§ WHAT YOU SHOULD DO
Copy each line of the records that contains the word "over".

§ PROVIDED RECORDS
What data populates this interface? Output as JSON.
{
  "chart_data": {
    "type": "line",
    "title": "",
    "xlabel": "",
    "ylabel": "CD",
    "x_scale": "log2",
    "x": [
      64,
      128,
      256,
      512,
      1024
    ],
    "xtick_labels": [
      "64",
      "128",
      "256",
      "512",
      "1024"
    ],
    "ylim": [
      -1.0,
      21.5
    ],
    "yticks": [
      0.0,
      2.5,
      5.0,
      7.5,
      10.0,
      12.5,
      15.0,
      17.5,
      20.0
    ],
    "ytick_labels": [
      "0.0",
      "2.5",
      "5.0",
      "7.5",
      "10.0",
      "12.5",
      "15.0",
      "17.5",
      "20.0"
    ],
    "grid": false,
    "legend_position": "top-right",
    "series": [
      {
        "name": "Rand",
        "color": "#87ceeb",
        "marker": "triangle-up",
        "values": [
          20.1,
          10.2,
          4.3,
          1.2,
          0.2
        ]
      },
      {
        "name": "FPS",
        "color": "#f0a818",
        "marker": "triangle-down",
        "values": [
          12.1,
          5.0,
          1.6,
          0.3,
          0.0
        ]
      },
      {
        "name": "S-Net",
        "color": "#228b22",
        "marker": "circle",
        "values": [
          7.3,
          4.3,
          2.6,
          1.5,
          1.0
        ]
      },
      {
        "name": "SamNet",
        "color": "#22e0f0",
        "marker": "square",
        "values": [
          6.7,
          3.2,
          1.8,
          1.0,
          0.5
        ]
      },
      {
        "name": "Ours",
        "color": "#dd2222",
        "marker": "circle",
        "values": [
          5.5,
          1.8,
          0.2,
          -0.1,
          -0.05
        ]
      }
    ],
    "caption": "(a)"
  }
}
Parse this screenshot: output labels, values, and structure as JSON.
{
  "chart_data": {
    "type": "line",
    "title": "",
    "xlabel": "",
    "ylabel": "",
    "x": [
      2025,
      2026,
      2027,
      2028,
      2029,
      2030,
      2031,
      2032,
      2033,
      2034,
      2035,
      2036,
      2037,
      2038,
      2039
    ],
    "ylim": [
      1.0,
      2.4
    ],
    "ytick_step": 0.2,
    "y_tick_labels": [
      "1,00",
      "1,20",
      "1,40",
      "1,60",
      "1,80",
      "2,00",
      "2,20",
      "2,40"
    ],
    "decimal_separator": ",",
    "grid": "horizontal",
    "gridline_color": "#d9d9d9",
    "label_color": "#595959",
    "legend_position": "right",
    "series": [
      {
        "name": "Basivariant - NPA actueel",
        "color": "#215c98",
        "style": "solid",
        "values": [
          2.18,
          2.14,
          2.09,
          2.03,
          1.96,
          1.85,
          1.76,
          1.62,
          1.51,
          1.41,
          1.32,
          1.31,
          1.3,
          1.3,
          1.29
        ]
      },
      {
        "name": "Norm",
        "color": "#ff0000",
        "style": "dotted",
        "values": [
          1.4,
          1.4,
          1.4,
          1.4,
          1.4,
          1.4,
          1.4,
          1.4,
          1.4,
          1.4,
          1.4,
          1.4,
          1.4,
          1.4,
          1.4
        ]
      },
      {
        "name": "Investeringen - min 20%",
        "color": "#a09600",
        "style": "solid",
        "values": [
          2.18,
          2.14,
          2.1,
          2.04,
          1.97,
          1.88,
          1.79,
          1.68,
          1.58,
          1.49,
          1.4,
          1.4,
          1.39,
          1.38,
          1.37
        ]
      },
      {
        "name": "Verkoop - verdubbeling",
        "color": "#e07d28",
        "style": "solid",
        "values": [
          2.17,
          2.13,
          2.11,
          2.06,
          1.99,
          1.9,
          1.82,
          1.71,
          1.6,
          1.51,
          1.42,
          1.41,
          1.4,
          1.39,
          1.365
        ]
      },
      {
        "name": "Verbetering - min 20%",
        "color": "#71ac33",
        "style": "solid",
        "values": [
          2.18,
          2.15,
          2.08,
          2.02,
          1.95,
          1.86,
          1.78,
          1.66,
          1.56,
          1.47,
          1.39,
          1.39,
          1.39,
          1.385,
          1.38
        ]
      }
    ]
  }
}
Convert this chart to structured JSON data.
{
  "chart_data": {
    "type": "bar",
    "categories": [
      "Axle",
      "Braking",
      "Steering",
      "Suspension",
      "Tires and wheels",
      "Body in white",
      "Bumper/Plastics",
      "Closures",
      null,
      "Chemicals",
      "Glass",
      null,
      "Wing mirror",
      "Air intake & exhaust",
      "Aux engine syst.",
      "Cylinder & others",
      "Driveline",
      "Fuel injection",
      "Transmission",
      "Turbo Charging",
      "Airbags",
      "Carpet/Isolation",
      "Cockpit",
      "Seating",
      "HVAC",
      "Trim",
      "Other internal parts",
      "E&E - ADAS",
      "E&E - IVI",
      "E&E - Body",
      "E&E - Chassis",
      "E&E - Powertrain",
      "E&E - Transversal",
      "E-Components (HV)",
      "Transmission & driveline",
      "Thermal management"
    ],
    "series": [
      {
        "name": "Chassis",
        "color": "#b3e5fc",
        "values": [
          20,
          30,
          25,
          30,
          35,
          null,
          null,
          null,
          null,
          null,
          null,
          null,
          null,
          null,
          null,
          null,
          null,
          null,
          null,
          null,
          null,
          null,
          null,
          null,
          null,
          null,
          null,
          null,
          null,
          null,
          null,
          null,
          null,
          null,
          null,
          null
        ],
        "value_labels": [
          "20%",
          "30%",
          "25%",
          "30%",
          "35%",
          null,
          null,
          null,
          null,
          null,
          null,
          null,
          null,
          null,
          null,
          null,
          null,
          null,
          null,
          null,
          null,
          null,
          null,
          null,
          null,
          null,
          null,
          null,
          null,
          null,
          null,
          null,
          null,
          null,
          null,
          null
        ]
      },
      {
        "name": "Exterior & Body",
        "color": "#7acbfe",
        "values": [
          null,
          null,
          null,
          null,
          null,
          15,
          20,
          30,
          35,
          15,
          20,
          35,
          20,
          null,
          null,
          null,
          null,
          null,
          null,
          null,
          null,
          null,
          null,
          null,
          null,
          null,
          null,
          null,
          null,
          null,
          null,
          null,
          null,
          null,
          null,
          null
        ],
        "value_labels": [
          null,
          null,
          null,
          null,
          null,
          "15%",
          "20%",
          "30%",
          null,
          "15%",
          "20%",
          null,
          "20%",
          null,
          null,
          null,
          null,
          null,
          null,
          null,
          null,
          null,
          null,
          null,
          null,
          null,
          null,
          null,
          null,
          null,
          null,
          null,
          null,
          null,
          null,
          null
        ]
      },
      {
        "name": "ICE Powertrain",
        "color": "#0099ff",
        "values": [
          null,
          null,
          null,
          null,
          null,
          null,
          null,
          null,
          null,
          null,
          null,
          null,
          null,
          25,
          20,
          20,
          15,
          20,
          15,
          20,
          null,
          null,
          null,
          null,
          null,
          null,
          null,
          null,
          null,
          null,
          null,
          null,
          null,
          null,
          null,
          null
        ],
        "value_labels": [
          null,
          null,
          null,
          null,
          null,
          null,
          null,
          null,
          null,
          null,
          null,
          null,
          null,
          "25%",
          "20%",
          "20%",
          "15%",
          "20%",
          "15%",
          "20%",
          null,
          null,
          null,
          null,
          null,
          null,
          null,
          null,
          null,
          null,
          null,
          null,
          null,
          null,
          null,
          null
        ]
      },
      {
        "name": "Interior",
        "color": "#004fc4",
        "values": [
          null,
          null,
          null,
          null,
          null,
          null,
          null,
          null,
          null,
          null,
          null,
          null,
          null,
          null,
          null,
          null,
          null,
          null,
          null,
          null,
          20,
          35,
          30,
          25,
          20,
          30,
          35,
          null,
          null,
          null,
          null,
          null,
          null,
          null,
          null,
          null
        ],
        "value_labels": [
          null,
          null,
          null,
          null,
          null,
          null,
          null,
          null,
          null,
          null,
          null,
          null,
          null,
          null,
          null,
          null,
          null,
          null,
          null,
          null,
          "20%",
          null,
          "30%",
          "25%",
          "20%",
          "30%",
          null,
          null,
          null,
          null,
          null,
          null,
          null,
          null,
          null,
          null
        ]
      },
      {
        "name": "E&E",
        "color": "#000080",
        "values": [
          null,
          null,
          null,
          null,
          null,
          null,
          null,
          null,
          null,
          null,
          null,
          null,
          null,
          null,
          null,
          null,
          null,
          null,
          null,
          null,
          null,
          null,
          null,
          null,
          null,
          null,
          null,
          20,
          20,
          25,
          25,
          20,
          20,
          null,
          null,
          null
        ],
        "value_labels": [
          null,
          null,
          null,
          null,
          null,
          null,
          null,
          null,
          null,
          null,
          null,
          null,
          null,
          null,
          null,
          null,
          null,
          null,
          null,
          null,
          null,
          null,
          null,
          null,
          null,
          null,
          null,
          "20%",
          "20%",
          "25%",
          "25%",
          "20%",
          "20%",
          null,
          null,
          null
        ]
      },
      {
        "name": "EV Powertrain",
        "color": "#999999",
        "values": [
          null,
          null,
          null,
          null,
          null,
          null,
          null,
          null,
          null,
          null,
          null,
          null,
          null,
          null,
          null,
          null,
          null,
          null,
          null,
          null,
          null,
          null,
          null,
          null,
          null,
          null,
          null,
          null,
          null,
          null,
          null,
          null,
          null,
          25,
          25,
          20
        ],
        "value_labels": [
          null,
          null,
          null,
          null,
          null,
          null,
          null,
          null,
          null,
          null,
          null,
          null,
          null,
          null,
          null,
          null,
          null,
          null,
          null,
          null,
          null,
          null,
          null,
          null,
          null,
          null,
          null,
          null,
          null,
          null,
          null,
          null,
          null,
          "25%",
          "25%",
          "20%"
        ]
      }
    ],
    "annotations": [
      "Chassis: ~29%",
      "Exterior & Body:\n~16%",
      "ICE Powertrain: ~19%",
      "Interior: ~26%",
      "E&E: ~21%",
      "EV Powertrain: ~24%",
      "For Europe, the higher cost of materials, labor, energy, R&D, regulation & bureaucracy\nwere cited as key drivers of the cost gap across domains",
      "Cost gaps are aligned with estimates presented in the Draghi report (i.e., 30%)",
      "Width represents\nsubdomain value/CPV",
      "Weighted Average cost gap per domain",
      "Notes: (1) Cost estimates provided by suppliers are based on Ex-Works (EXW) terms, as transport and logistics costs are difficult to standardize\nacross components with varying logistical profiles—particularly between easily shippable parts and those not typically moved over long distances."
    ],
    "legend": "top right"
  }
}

...

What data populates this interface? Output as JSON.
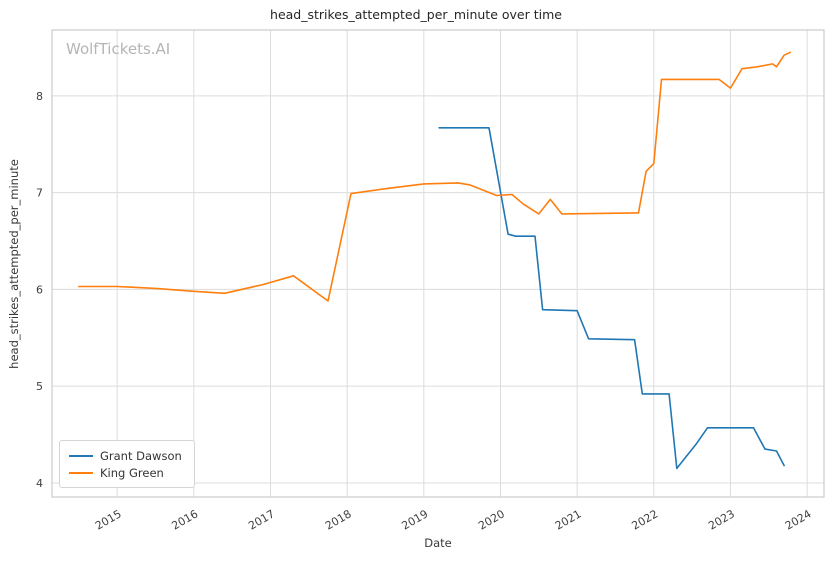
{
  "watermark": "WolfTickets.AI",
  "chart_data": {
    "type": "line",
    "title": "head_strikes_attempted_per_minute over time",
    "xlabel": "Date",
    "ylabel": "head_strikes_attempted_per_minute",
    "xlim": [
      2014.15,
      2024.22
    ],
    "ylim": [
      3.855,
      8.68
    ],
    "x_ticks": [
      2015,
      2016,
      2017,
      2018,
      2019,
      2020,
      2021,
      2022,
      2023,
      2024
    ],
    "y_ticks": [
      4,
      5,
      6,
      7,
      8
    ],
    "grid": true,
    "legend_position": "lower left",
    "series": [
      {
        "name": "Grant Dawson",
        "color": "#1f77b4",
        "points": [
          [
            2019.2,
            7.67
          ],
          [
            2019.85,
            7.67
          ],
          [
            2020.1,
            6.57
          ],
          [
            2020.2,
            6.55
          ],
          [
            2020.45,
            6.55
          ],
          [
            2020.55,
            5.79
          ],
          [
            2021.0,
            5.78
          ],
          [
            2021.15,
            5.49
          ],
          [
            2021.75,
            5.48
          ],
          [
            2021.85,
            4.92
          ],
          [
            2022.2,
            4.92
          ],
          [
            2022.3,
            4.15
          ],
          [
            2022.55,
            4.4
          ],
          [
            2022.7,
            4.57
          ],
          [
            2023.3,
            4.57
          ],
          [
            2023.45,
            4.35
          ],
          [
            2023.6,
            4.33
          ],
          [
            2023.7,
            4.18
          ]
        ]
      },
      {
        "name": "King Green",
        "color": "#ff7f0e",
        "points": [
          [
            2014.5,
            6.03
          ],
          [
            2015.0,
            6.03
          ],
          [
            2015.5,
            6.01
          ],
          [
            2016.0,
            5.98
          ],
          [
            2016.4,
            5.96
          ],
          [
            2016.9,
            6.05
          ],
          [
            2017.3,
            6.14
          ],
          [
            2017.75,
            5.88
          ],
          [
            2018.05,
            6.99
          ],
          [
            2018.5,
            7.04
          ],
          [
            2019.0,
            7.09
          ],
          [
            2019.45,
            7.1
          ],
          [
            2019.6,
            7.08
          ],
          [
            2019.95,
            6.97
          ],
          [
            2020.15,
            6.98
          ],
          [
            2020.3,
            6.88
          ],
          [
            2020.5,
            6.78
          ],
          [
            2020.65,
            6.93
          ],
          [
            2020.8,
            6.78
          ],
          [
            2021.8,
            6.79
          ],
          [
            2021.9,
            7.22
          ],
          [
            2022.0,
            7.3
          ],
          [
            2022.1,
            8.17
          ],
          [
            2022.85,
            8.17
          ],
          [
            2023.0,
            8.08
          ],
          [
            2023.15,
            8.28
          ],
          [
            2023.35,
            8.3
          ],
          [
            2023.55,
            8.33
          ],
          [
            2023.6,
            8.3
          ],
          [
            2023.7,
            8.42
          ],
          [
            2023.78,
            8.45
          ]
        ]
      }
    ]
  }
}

§ CORRECT ANSWER
      "Notes: (1) Cost estimates provided by suppliers are based on Ex-Works (EXW) terms, as transport and logistics costs are difficult to standardize\nacross components with varying logistical profiles—particularly between easily shippable parts and those not typically moved over long distances."
    "title": "head_strikes_attempted_per_minute over time",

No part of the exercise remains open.